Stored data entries
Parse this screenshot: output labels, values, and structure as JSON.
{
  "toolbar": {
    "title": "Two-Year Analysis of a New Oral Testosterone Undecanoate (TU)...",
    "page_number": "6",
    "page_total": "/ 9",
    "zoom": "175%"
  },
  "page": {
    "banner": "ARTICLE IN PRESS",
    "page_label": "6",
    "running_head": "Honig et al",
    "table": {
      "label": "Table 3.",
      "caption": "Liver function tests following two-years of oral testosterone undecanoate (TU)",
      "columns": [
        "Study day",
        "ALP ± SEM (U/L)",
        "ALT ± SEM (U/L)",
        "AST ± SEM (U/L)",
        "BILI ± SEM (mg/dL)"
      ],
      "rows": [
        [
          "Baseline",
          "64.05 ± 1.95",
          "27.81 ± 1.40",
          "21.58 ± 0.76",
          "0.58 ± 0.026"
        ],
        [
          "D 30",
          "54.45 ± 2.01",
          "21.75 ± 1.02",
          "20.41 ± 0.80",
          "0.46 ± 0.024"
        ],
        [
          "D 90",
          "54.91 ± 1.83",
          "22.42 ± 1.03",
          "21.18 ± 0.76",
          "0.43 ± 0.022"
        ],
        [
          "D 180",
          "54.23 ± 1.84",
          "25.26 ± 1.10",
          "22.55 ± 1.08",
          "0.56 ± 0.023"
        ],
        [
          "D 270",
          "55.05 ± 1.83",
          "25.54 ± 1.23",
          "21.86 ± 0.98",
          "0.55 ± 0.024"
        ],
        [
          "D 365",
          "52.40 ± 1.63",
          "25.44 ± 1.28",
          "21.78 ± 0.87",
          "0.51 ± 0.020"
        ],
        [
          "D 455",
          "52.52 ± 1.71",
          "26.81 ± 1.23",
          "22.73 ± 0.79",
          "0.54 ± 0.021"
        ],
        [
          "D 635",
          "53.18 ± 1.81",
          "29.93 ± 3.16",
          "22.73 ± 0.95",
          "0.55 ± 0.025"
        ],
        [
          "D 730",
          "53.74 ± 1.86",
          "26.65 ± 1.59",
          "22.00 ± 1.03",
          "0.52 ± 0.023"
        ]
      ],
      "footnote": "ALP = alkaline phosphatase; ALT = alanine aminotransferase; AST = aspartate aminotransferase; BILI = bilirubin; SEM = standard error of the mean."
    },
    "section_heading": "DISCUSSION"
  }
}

WHAT IS REQUIRED
Print out the whole listing exactly as it appears.

WRITTEN SOLUTION
Parse this screenshot: output labels, values, and structure as JSON.
{
  "toolbar": {
    "title": "Two-Year Analysis of a New Oral Testosterone Undecanoate (TU)...",
    "page_number": "6",
    "page_total": "/ 9",
    "zoom": "175%"
  },
  "page": {
    "banner": "ARTICLE IN PRESS",
    "page_label": "6",
    "running_head": "Honig et al",
    "table": {
      "label": "Table 3.",
      "caption": "Liver function tests following two-years of oral testosterone undecanoate (TU)",
      "columns": [
        "Study day",
        "ALP ± SEM (U/L)",
        "ALT ± SEM (U/L)",
        "AST ± SEM (U/L)",
        "BILI ± SEM (mg/dL)"
      ],
      "rows": [
        [
          "Baseline",
          "64.05 ± 1.95",
          "27.81 ± 1.40",
          "21.58 ± 0.76",
          "0.58 ± 0.026"
        ],
        [
          "D 30",
          "54.45 ± 2.01",
          "21.75 ± 1.02",
          "20.41 ± 0.80",
          "0.46 ± 0.024"
        ],
        [
          "D 90",
          "54.91 ± 1.83",
          "22.42 ± 1.03",
          "21.18 ± 0.76",
          "0.43 ± 0.022"
        ],
        [
          "D 180",
          "54.23 ± 1.84",
          "25.26 ± 1.10",
          "22.55 ± 1.08",
          "0.56 ± 0.023"
        ],
        [
          "D 270",
          "55.05 ± 1.83",
          "25.54 ± 1.23",
          "21.86 ± 0.98",
          "0.55 ± 0.024"
        ],
        [
          "D 365",
          "52.40 ± 1.63",
          "25.44 ± 1.28",
          "21.78 ± 0.87",
          "0.51 ± 0.020"
        ],
        [
          "D 455",
          "52.52 ± 1.71",
          "26.81 ± 1.23",
          "22.73 ± 0.79",
          "0.54 ± 0.021"
        ],
        [
          "D 635",
          "53.18 ± 1.81",
          "29.93 ± 3.16",
          "22.73 ± 0.95",
          "0.55 ± 0.025"
        ],
        [
          "D 730",
          "53.74 ± 1.86",
          "26.65 ± 1.59",
          "22.00 ± 1.03",
          "0.52 ± 0.023"
        ]
      ],
      "footnote": "ALP = alkaline phosphatase; ALT = alanine aminotransferase; AST = aspartate aminotransferase; BILI = bilirubin; SEM = standard error of the mean."
    },
    "section_heading": "DISCUSSION"
  }
}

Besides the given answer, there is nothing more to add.